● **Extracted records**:
"""
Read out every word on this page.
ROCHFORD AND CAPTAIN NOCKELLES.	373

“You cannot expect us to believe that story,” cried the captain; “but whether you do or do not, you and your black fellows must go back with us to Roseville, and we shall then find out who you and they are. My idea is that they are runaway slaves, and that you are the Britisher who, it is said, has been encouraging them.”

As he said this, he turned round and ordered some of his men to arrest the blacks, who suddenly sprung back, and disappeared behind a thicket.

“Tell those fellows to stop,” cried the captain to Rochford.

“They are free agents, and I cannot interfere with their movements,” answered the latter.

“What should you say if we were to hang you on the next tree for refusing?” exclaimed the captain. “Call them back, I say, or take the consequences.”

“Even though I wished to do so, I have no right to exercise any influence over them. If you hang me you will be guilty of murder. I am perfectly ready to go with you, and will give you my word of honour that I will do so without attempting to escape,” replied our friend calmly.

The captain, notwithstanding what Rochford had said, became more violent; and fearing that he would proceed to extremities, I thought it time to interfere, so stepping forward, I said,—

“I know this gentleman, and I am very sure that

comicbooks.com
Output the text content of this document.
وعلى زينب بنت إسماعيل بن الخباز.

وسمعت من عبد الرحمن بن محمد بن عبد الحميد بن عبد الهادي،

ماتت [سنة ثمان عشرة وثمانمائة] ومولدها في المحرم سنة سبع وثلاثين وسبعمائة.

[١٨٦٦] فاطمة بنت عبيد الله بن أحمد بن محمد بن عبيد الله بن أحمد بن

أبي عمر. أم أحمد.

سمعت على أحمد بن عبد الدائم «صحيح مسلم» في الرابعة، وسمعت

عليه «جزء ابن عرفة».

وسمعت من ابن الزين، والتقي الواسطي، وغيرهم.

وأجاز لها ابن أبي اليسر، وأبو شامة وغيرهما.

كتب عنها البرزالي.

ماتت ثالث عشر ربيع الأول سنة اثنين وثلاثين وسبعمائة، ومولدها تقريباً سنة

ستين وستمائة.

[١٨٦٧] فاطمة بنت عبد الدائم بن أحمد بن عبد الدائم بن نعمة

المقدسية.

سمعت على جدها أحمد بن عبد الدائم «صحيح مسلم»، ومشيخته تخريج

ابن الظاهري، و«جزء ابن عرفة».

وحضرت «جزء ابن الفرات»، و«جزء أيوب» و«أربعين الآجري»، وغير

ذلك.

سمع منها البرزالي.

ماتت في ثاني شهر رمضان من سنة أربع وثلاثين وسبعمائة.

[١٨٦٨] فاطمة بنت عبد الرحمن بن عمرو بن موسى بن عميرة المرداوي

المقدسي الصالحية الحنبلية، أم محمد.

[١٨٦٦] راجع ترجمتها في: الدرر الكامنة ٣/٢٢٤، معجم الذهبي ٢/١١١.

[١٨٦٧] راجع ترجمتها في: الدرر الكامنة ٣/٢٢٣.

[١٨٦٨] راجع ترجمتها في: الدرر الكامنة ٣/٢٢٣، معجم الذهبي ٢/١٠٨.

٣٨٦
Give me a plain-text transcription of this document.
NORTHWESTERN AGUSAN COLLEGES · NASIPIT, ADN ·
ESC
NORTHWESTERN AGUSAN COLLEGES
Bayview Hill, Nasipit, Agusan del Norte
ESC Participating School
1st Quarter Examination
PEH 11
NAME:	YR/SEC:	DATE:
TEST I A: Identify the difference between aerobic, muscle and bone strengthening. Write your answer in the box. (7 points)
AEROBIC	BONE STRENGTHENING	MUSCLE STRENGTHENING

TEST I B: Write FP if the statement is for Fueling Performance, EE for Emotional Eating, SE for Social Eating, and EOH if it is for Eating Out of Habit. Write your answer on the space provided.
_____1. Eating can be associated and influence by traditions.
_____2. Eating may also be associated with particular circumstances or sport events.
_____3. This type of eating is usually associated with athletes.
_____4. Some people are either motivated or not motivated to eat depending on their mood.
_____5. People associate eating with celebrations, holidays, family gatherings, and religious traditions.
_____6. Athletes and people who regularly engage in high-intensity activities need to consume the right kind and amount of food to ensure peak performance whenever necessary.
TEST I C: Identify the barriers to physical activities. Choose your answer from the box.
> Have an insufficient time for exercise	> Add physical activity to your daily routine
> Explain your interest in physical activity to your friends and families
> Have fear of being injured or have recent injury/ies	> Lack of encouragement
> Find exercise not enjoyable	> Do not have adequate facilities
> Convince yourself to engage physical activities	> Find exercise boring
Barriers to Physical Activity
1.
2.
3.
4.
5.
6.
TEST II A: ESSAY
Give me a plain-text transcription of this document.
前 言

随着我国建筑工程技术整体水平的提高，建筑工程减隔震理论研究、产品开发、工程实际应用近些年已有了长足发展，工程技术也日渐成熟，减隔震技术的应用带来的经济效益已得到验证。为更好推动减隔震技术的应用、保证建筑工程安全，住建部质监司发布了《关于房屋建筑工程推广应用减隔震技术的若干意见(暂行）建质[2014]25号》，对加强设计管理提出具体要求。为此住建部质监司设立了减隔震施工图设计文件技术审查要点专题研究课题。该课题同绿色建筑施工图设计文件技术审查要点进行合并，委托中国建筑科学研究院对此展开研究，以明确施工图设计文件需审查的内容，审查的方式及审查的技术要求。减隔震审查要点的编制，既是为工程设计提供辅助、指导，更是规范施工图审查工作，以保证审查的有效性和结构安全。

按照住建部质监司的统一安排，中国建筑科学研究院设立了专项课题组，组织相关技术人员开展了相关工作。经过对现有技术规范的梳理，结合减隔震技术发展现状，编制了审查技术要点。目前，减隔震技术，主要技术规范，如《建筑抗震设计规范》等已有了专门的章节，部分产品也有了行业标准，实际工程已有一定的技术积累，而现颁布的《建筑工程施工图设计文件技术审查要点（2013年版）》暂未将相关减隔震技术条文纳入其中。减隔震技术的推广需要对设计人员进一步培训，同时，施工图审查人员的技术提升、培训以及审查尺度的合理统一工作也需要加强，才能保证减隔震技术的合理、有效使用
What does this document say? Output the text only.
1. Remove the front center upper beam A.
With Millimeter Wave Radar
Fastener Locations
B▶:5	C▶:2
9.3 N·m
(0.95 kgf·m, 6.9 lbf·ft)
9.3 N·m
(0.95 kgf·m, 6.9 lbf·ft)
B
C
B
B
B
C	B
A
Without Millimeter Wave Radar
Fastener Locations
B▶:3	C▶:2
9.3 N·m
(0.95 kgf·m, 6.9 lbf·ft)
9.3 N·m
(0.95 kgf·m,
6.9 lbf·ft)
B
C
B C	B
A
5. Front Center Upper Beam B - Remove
"""
● **WRITTEN TASK**:
Copy each line of the preceding data that contains the string "ترجمتها".

● **OUTPUT BELOW**:
[١٨٦٦] راجع ترجمتها في: الدرر الكامنة ٣/٢٢٤، معجم الذهبي ٢/١١١.
[١٨٦٧] راجع ترجمتها في: الدرر الكامنة ٣/٢٢٣.
[١٨٦٨] راجع ترجمتها في: الدرر الكامنة ٣/٢٢٣، معجم الذهبي ٢/١٠٨.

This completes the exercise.